(REQUIRED WORK) All of the data is to be written out again exactly, without the pictures.

== RECORDS TO PROCESS ==

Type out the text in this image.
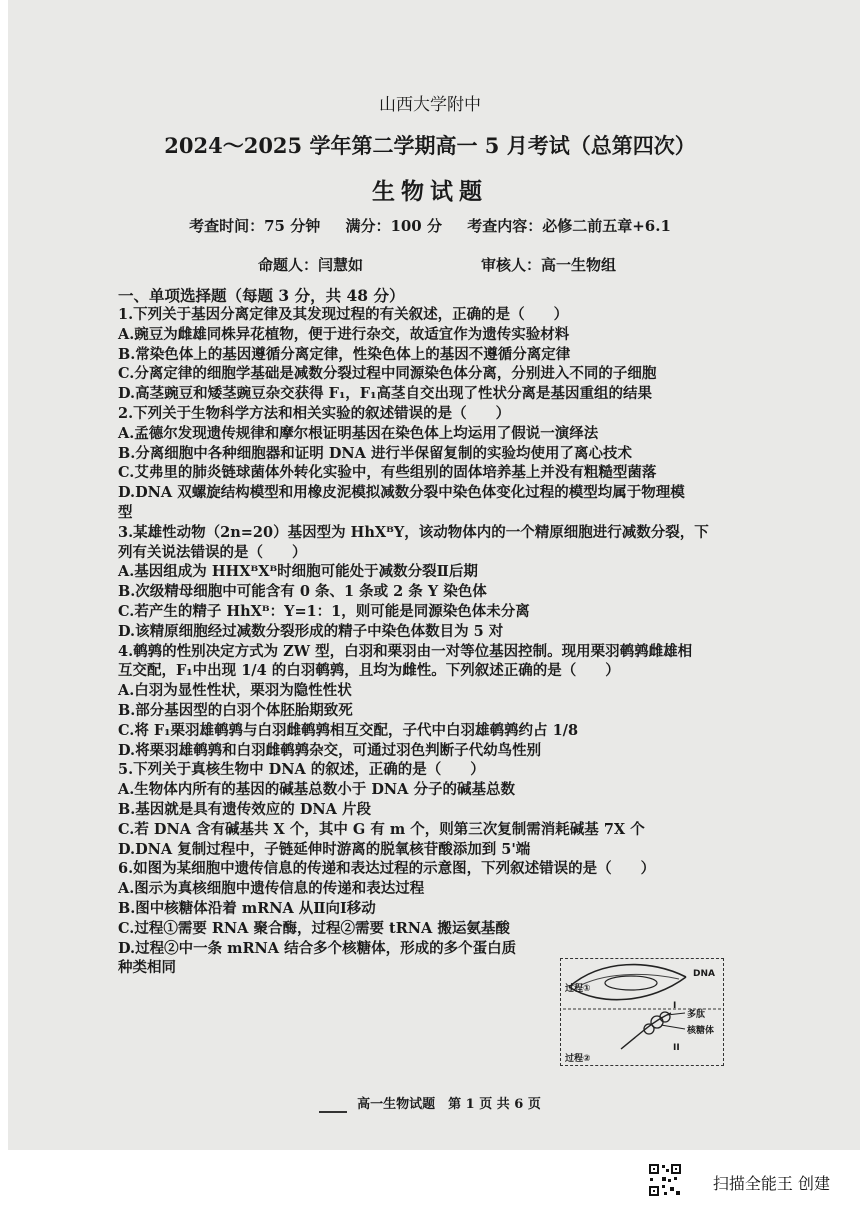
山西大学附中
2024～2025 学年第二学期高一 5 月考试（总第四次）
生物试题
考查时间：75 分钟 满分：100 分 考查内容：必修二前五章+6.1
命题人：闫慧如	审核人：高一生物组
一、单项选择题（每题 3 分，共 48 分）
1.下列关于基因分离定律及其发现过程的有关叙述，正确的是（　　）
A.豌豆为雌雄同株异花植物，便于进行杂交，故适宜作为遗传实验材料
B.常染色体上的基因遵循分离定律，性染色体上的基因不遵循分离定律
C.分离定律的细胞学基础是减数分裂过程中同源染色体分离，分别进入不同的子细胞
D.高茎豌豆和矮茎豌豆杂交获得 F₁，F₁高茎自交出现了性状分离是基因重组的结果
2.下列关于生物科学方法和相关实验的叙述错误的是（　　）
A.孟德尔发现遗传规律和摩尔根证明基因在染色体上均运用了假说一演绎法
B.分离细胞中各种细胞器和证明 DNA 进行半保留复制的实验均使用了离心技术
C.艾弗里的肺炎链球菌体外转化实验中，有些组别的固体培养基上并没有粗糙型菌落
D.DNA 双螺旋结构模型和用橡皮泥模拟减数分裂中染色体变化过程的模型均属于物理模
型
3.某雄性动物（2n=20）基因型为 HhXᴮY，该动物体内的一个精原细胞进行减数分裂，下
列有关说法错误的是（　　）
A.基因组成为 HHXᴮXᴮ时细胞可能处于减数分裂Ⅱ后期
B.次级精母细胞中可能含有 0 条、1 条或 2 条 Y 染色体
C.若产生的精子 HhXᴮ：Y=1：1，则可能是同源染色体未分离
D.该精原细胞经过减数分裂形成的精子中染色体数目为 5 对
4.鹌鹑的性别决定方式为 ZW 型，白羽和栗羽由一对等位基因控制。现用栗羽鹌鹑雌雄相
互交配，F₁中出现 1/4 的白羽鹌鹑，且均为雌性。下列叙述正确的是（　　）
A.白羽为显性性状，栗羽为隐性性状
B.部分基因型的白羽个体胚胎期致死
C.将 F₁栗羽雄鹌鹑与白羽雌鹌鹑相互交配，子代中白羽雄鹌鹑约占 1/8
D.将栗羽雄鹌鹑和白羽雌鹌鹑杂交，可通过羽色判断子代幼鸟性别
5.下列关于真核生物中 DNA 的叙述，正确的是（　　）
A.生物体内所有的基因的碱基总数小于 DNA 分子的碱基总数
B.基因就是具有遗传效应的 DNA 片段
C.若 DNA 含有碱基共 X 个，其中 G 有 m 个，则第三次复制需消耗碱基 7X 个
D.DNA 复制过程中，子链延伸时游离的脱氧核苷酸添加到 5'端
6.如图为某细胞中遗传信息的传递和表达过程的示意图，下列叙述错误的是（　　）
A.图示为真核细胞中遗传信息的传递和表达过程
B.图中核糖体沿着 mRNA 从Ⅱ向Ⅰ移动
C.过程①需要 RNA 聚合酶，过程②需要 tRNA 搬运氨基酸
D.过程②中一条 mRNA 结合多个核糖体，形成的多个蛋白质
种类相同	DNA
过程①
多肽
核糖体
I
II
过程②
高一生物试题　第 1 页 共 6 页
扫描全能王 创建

===

(RESULT FOR THIS TASK)
Type out the text in this image.
山西大学附中
2024～2025 学年第二学期高一 5 月考试（总第四次）
生物试题
考查时间：75 分钟 满分：100 分 考查内容：必修二前五章+6.1
命题人：闫慧如	审核人：高一生物组
一、单项选择题（每题 3 分，共 48 分）
1.下列关于基因分离定律及其发现过程的有关叙述，正确的是（　　）
A.豌豆为雌雄同株异花植物，便于进行杂交，故适宜作为遗传实验材料
B.常染色体上的基因遵循分离定律，性染色体上的基因不遵循分离定律
C.分离定律的细胞学基础是减数分裂过程中同源染色体分离，分别进入不同的子细胞
D.高茎豌豆和矮茎豌豆杂交获得 F₁，F₁高茎自交出现了性状分离是基因重组的结果
2.下列关于生物科学方法和相关实验的叙述错误的是（　　）
A.孟德尔发现遗传规律和摩尔根证明基因在染色体上均运用了假说一演绎法
B.分离细胞中各种细胞器和证明 DNA 进行半保留复制的实验均使用了离心技术
C.艾弗里的肺炎链球菌体外转化实验中，有些组别的固体培养基上并没有粗糙型菌落
D.DNA 双螺旋结构模型和用橡皮泥模拟减数分裂中染色体变化过程的模型均属于物理模
型
3.某雄性动物（2n=20）基因型为 HhXᴮY，该动物体内的一个精原细胞进行减数分裂，下
列有关说法错误的是（　　）
A.基因组成为 HHXᴮXᴮ时细胞可能处于减数分裂Ⅱ后期
B.次级精母细胞中可能含有 0 条、1 条或 2 条 Y 染色体
C.若产生的精子 HhXᴮ：Y=1：1，则可能是同源染色体未分离
D.该精原细胞经过减数分裂形成的精子中染色体数目为 5 对
4.鹌鹑的性别决定方式为 ZW 型，白羽和栗羽由一对等位基因控制。现用栗羽鹌鹑雌雄相
互交配，F₁中出现 1/4 的白羽鹌鹑，且均为雌性。下列叙述正确的是（　　）
A.白羽为显性性状，栗羽为隐性性状
B.部分基因型的白羽个体胚胎期致死
C.将 F₁栗羽雄鹌鹑与白羽雌鹌鹑相互交配，子代中白羽雄鹌鹑约占 1/8
D.将栗羽雄鹌鹑和白羽雌鹌鹑杂交，可通过羽色判断子代幼鸟性别
5.下列关于真核生物中 DNA 的叙述，正确的是（　　）
A.生物体内所有的基因的碱基总数小于 DNA 分子的碱基总数
B.基因就是具有遗传效应的 DNA 片段
C.若 DNA 含有碱基共 X 个，其中 G 有 m 个，则第三次复制需消耗碱基 7X 个
D.DNA 复制过程中，子链延伸时游离的脱氧核苷酸添加到 5'端
6.如图为某细胞中遗传信息的传递和表达过程的示意图，下列叙述错误的是（　　）
A.图示为真核细胞中遗传信息的传递和表达过程
B.图中核糖体沿着 mRNA 从Ⅱ向Ⅰ移动
C.过程①需要 RNA 聚合酶，过程②需要 tRNA 搬运氨基酸
D.过程②中一条 mRNA 结合多个核糖体，形成的多个蛋白质
种类相同	DNA
过程①
多肽
核糖体
I
II
过程②
高一生物试题　第 1 页 共 6 页
扫描全能王 创建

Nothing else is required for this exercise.